● Work instructions
Below are the entries; count the lines in them that contain the word "Provinces" and give only the number.

(Dataset records)
★ ★ ★ ★ ★
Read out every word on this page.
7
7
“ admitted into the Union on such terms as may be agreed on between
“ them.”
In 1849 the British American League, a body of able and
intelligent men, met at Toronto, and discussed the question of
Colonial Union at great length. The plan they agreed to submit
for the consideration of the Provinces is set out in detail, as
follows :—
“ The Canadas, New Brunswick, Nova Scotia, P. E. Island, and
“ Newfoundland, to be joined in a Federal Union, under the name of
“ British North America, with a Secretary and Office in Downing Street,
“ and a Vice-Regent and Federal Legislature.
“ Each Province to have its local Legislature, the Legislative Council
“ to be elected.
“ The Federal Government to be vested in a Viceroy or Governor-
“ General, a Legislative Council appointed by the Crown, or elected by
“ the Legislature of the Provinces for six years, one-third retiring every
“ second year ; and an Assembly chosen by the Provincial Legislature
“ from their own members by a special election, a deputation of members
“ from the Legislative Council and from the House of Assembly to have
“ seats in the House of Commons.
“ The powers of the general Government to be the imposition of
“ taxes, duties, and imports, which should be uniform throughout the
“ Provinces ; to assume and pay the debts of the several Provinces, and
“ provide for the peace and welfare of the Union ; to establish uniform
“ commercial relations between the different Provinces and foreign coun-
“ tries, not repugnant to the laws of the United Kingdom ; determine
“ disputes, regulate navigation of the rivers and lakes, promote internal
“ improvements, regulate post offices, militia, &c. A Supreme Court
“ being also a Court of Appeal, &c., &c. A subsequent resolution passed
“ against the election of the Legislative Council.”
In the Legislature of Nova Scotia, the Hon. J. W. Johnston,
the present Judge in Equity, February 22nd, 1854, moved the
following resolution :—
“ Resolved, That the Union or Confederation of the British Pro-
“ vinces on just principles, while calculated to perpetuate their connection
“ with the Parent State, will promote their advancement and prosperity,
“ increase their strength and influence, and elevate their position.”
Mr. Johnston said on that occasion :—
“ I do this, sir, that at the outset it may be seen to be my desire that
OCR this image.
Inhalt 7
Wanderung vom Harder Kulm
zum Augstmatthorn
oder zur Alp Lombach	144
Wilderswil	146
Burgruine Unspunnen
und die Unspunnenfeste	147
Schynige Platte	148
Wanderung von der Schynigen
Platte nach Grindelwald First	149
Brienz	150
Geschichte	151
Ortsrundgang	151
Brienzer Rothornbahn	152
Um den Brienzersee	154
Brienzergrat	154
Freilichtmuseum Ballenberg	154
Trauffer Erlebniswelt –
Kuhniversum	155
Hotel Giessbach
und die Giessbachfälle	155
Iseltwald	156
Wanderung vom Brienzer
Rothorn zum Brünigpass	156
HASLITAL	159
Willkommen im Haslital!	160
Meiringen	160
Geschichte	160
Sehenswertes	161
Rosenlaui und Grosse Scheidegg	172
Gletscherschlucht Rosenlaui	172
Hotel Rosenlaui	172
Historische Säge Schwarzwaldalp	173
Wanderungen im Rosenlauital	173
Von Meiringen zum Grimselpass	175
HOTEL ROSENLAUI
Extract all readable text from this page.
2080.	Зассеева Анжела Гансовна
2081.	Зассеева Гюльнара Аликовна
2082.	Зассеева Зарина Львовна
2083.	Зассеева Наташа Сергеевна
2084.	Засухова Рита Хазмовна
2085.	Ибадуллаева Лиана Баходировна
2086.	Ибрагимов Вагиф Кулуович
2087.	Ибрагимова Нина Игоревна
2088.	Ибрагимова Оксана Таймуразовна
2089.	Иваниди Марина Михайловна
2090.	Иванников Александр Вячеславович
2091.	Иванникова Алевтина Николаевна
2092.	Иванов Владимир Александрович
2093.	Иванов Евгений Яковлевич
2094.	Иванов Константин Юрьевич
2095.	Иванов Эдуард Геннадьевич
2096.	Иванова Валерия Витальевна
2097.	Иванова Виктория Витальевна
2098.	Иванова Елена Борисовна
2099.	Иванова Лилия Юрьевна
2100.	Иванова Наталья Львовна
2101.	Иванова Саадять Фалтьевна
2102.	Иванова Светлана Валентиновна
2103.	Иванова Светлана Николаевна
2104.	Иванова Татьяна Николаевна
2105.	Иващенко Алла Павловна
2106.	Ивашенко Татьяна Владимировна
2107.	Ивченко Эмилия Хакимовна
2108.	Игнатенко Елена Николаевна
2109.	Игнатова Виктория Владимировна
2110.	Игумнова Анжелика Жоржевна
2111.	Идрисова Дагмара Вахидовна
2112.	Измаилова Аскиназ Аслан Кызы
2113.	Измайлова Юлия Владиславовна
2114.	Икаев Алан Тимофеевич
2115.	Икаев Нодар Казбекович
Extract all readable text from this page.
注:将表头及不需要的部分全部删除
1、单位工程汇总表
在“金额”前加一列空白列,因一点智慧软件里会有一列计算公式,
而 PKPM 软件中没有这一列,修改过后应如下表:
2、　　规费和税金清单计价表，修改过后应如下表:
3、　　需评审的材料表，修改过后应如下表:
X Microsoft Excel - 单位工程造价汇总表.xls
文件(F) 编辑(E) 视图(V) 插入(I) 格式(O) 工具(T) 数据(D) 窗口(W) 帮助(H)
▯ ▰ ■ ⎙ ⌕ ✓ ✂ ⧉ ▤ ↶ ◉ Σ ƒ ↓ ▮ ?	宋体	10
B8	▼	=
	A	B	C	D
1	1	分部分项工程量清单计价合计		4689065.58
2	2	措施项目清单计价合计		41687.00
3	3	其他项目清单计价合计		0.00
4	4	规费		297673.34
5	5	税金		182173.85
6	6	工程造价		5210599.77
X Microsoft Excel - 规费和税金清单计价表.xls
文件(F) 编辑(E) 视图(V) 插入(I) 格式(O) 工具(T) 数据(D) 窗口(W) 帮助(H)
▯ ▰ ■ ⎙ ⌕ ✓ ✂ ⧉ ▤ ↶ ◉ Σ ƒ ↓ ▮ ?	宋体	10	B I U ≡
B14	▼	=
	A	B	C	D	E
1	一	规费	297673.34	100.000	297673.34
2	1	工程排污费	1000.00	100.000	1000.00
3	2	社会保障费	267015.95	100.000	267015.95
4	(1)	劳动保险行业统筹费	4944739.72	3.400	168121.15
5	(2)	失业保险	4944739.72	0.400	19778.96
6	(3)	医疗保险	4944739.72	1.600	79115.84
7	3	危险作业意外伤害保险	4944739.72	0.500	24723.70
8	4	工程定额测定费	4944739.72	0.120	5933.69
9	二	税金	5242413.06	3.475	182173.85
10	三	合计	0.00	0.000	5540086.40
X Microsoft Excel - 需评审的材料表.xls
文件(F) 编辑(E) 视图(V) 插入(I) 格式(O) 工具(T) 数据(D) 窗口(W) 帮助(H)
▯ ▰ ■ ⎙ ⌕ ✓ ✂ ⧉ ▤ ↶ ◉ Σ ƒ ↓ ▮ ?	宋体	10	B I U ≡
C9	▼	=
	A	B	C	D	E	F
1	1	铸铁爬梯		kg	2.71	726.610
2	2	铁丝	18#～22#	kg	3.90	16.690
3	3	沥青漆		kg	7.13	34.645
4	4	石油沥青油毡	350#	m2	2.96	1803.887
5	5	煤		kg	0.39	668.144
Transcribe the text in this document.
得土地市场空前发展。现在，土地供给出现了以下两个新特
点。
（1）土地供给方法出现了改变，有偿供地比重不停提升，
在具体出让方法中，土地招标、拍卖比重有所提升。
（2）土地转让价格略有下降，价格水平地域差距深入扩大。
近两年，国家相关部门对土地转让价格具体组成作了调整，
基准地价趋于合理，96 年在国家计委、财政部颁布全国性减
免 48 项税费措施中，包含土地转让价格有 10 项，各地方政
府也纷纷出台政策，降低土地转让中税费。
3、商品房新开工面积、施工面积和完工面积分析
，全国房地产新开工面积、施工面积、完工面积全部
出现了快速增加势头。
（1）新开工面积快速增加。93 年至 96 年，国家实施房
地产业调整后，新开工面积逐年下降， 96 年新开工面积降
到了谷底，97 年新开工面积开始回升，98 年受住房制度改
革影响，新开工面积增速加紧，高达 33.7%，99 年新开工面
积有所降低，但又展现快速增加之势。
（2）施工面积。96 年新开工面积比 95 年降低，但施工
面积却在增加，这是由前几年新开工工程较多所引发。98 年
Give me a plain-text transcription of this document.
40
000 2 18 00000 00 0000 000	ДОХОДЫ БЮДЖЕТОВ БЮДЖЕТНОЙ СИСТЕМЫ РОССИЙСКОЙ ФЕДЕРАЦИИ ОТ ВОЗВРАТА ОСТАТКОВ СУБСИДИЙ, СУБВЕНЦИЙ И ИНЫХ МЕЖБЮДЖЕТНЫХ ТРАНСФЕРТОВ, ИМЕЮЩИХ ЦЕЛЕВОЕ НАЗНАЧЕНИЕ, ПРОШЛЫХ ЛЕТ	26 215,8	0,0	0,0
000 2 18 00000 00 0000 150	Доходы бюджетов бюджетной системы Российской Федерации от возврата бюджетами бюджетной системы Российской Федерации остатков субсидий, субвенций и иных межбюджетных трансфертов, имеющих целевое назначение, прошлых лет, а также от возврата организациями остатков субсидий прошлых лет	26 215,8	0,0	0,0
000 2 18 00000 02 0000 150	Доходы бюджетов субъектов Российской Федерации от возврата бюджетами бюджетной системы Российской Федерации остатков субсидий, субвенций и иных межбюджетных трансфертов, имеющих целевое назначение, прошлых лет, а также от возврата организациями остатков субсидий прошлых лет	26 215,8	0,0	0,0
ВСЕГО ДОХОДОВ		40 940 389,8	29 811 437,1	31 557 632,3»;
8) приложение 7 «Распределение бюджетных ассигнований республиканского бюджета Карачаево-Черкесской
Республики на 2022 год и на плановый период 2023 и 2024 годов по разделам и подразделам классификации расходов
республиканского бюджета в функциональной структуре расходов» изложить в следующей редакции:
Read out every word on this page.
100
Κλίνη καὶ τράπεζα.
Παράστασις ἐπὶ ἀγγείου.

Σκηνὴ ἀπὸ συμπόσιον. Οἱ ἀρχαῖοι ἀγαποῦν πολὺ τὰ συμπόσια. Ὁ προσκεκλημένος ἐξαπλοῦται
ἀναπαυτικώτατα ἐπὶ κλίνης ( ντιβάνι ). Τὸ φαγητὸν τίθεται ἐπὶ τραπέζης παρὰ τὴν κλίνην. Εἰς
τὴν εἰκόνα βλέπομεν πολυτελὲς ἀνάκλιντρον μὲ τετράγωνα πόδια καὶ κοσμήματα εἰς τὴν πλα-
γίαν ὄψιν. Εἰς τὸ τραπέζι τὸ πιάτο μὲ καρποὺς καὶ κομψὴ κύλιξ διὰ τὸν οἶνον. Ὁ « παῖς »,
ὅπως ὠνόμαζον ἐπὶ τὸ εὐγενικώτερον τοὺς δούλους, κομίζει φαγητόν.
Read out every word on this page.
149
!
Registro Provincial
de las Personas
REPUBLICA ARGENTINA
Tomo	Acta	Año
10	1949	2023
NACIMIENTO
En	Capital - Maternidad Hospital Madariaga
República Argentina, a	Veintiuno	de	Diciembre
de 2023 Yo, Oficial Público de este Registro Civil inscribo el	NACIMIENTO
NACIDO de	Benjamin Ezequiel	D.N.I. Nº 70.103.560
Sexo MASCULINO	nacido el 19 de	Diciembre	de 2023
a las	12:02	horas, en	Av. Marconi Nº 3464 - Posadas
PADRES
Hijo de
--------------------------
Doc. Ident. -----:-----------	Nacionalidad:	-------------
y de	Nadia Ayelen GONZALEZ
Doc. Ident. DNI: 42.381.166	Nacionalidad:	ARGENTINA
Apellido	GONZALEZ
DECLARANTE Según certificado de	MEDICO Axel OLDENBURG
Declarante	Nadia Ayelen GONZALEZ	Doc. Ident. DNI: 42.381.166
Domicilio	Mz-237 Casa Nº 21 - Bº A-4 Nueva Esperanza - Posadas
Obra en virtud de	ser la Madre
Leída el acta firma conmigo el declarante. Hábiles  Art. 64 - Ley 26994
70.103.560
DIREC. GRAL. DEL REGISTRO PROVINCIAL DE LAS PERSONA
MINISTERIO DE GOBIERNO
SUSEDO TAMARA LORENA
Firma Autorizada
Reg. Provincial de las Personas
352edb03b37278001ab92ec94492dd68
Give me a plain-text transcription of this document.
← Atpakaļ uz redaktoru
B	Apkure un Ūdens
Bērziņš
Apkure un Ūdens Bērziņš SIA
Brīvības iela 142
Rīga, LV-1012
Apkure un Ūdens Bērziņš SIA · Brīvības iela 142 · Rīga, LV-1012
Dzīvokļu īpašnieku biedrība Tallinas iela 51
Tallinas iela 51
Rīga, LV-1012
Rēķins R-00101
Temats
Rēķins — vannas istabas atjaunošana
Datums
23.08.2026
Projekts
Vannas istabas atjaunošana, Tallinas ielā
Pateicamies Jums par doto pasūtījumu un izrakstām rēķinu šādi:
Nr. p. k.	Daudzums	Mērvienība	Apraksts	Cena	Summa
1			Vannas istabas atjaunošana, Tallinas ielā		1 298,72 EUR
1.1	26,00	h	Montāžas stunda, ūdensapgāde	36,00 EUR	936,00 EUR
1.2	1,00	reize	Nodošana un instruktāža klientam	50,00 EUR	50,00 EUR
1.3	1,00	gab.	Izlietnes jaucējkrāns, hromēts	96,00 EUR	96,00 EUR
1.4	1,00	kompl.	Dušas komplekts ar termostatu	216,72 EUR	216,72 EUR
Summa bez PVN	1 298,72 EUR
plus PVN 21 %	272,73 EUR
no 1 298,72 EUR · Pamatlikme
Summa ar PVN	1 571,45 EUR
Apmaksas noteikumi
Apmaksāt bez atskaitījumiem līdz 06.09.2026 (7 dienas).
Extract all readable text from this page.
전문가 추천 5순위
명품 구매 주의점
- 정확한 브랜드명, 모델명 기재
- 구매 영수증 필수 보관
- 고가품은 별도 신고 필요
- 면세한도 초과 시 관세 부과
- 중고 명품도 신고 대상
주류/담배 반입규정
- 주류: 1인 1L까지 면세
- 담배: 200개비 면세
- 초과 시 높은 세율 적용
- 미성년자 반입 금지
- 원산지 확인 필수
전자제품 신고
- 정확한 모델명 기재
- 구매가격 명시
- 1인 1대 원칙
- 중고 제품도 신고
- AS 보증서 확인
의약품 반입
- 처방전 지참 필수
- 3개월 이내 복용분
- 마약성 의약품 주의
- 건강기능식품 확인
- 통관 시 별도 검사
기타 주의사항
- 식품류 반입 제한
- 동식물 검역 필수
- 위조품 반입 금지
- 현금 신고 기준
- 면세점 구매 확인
★ ★ ★ ★ ★
● Expected output
4